▸ Job
Read the material below and count the lines holding the string "this". Give that count with nothing added.

(Structured figure records)
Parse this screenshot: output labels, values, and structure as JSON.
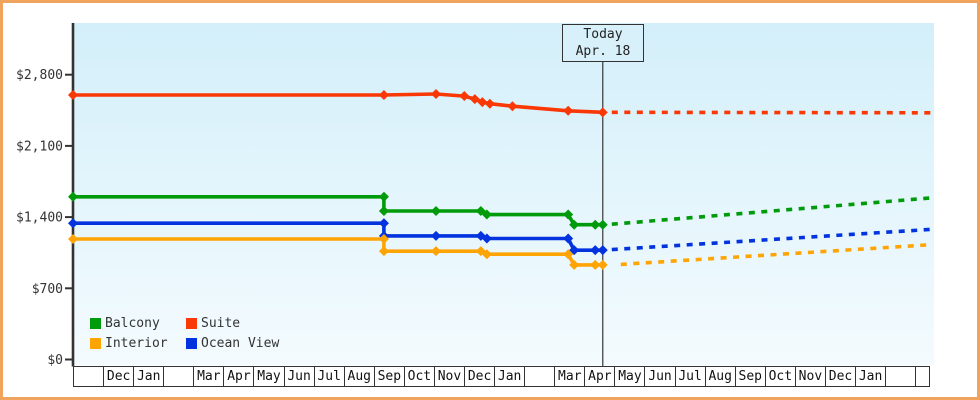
{
  "frame": {
    "border_color": "#EFA35C",
    "background": "#FFFFFF"
  },
  "chart_data": {
    "type": "line",
    "title": "",
    "xlabel": "",
    "ylabel": "",
    "background_gradient": [
      "#D3EFFA",
      "#F4FBFE"
    ],
    "grid": false,
    "legend_position": "bottom-left",
    "y_axis": {
      "tick_labels": [
        "$2,800",
        "$2,100",
        "$1,400",
        "$700",
        "$0"
      ],
      "tick_values": [
        2800,
        2100,
        1400,
        700,
        0
      ],
      "ylim": [
        0,
        3300
      ]
    },
    "x_axis": {
      "unit": "month",
      "cells": [
        "",
        "Dec",
        "Jan",
        "",
        "Mar",
        "Apr",
        "May",
        "Jun",
        "Jul",
        "Aug",
        "Sep",
        "Oct",
        "Nov",
        "Dec",
        "Jan",
        "",
        "Mar",
        "Apr",
        "May",
        "Jun",
        "Jul",
        "Aug",
        "Sep",
        "Oct",
        "Nov",
        "Dec",
        "Jan",
        "",
        ""
      ]
    },
    "today": {
      "t": 17.6,
      "box_line1": "Today",
      "box_line2": "Apr. 18"
    },
    "legend": [
      {
        "label": "Balcony",
        "color": "#009B0A"
      },
      {
        "label": "Suite",
        "color": "#F93806"
      },
      {
        "label": "Interior",
        "color": "#FFA405"
      },
      {
        "label": "Ocean View",
        "color": "#0233DE"
      }
    ],
    "series": [
      {
        "name": "Suite",
        "color": "#F93806",
        "solid": [
          [
            0,
            2600
          ],
          [
            10.33,
            2600
          ],
          [
            12.06,
            2610
          ],
          [
            13.0,
            2590
          ],
          [
            13.35,
            2560
          ],
          [
            13.6,
            2530
          ],
          [
            13.85,
            2515
          ],
          [
            14.6,
            2490
          ],
          [
            16.45,
            2445
          ],
          [
            17.6,
            2430
          ]
        ],
        "projection": [
          [
            17.9,
            2430
          ],
          [
            28.55,
            2425
          ]
        ]
      },
      {
        "name": "Balcony",
        "color": "#009B0A",
        "solid": [
          [
            0,
            1600
          ],
          [
            10.33,
            1600
          ],
          [
            10.33,
            1460
          ],
          [
            12.06,
            1460
          ],
          [
            13.55,
            1460
          ],
          [
            13.75,
            1425
          ],
          [
            16.45,
            1425
          ],
          [
            16.65,
            1325
          ],
          [
            17.35,
            1325
          ],
          [
            17.6,
            1325
          ]
        ],
        "projection": [
          [
            17.9,
            1330
          ],
          [
            28.55,
            1590
          ]
        ]
      },
      {
        "name": "Ocean View",
        "color": "#0233DE",
        "solid": [
          [
            0,
            1340
          ],
          [
            10.33,
            1340
          ],
          [
            10.33,
            1215
          ],
          [
            12.06,
            1215
          ],
          [
            13.55,
            1215
          ],
          [
            13.75,
            1190
          ],
          [
            16.45,
            1190
          ],
          [
            16.65,
            1075
          ],
          [
            17.35,
            1075
          ],
          [
            17.6,
            1075
          ]
        ],
        "projection": [
          [
            17.9,
            1080
          ],
          [
            28.55,
            1280
          ]
        ]
      },
      {
        "name": "Interior",
        "color": "#FFA405",
        "solid": [
          [
            0,
            1185
          ],
          [
            10.33,
            1185
          ],
          [
            10.33,
            1065
          ],
          [
            12.06,
            1065
          ],
          [
            13.55,
            1065
          ],
          [
            13.75,
            1035
          ],
          [
            16.45,
            1035
          ],
          [
            16.65,
            930
          ],
          [
            17.35,
            930
          ],
          [
            17.6,
            930
          ]
        ],
        "projection": [
          [
            18.2,
            935
          ],
          [
            28.55,
            1130
          ]
        ]
      }
    ]
  }
}
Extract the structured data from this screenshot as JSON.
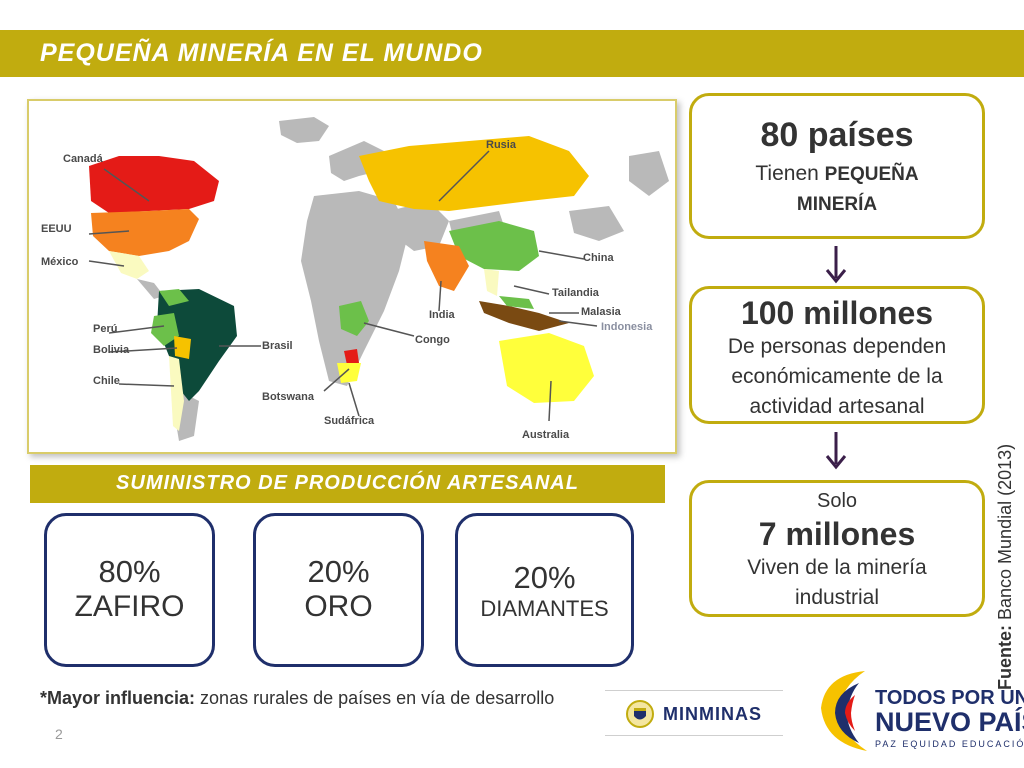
{
  "header": {
    "title": "PEQUEÑA MINERÍA EN EL MUNDO"
  },
  "map": {
    "labels": {
      "canada": "Canadá",
      "eeuu": "EEUU",
      "mexico": "México",
      "peru": "Perú",
      "bolivia": "Bolivia",
      "chile": "Chile",
      "brasil": "Brasil",
      "botswana": "Botswana",
      "sudafrica": "Sudáfrica",
      "congo": "Congo",
      "india": "India",
      "rusia": "Rusia",
      "china": "China",
      "tailandia": "Tailandia",
      "malasia": "Malasia",
      "indonesia": "Indonesia",
      "australia": "Australia"
    },
    "colors": {
      "red": "#e41b17",
      "orange": "#f5821f",
      "gold": "#f6c200",
      "yellow": "#ffff3b",
      "lightyellow": "#fafac0",
      "lightgreen": "#6cc04a",
      "darkgreen": "#0d4a3a",
      "brown": "#7a4a12",
      "grey": "#b9b9b9"
    }
  },
  "section": {
    "title": "SUMINISTRO DE PRODUCCIÓN ARTESANAL"
  },
  "stats": [
    {
      "pct": "80%",
      "name": "ZAFIRO"
    },
    {
      "pct": "20%",
      "name": "ORO"
    },
    {
      "pct": "20%",
      "name": "DIAMANTES"
    }
  ],
  "info": {
    "box1": {
      "big": "80 países",
      "line1_prefix": "Tienen",
      "line1_bold": "PEQUEÑA",
      "line2_bold": "MINERÍA"
    },
    "box2": {
      "big": "100 millones",
      "line1": "De personas dependen",
      "line2": "económicamente de la",
      "line3": "actividad artesanal"
    },
    "box3": {
      "pre": "Solo",
      "big": "7 millones",
      "line1": "Viven de la minería",
      "line2": "industrial"
    }
  },
  "source": {
    "label": "Fuente:",
    "text": "Banco Mundial (2013)"
  },
  "footnote": {
    "bold": "*Mayor influencia:",
    "text": "zonas rurales de países en vía de desarrollo"
  },
  "page_number": "2",
  "logos": {
    "minminas": "MINMINAS",
    "todos_line1": "TODOS POR UN",
    "todos_line2": "NUEVO PAÍS",
    "todos_line3": "PAZ EQUIDAD EDUCACIÓN"
  },
  "accent_colors": {
    "olive": "#c1ac0f",
    "navy": "#1f2f6b",
    "arrow": "#3b1f4a"
  }
}
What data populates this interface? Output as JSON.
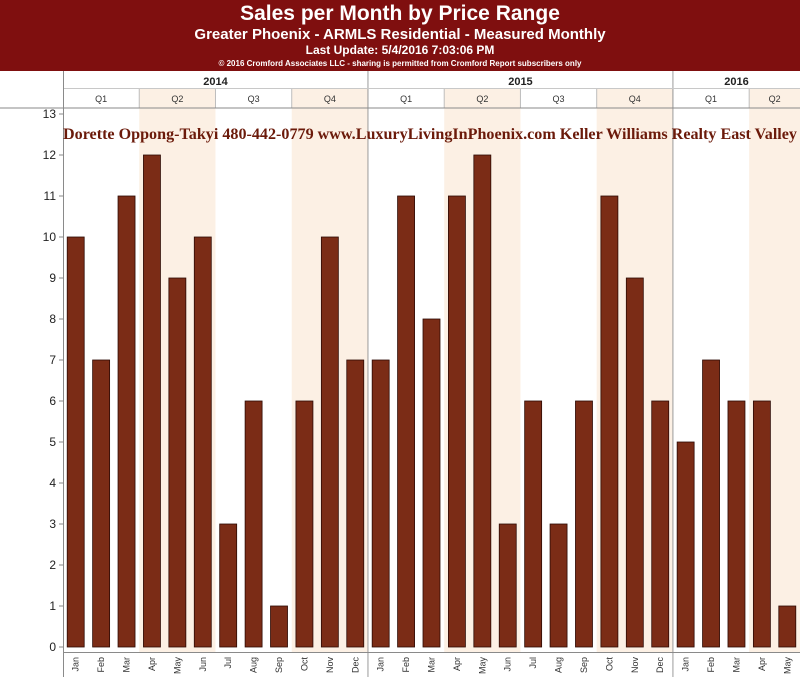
{
  "header": {
    "title": "Sales per Month by Price Range",
    "subtitle": "Greater Phoenix - ARMLS Residential - Measured Monthly",
    "last_update": "Last Update: 5/4/2016 7:03:06 PM",
    "copyright": "© 2016 Cromford Associates LLC - sharing is permitted from Cromford Report subscribers only"
  },
  "watermark": {
    "text": "Dorette Oppong-Takyi   480-442-0779   www.LuxuryLivingInPhoenix.com    Keller Williams Realty East Valley"
  },
  "colors": {
    "banner": "#7f0f0f",
    "bar": "#7b2c16",
    "bar_outline": "#2d0a04",
    "quarter_shade": "#fcf0e4",
    "watermark": "#6b1a0a"
  },
  "chart_data": {
    "type": "bar",
    "years": [
      {
        "label": "2014",
        "months": 12
      },
      {
        "label": "2015",
        "months": 12
      },
      {
        "label": "2016",
        "months": 5
      }
    ],
    "quarters": [
      {
        "label": "Q1",
        "months": 3,
        "shaded": false
      },
      {
        "label": "Q2",
        "months": 3,
        "shaded": true
      },
      {
        "label": "Q3",
        "months": 3,
        "shaded": false
      },
      {
        "label": "Q4",
        "months": 3,
        "shaded": true
      },
      {
        "label": "Q1",
        "months": 3,
        "shaded": false
      },
      {
        "label": "Q2",
        "months": 3,
        "shaded": true
      },
      {
        "label": "Q3",
        "months": 3,
        "shaded": false
      },
      {
        "label": "Q4",
        "months": 3,
        "shaded": true
      },
      {
        "label": "Q1",
        "months": 3,
        "shaded": false
      },
      {
        "label": "Q2",
        "months": 2,
        "shaded": true
      }
    ],
    "categories": [
      "Jan",
      "Feb",
      "Mar",
      "Apr",
      "May",
      "Jun",
      "Jul",
      "Aug",
      "Sep",
      "Oct",
      "Nov",
      "Dec",
      "Jan",
      "Feb",
      "Mar",
      "Apr",
      "May",
      "Jun",
      "Jul",
      "Aug",
      "Sep",
      "Oct",
      "Nov",
      "Dec",
      "Jan",
      "Feb",
      "Mar",
      "Apr",
      "May"
    ],
    "values": [
      10,
      7,
      11,
      12,
      9,
      10,
      3,
      6,
      1,
      6,
      10,
      7,
      7,
      11,
      8,
      11,
      12,
      3,
      6,
      3,
      6,
      11,
      9,
      6,
      5,
      7,
      6,
      6,
      1
    ],
    "ylim": [
      0,
      13
    ],
    "yticks": [
      "0",
      "1",
      "2",
      "3",
      "4",
      "5",
      "6",
      "7",
      "8",
      "9",
      "10",
      "11",
      "12",
      "13"
    ],
    "grid": false,
    "legend": "none"
  }
}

▸ Exercise answer
3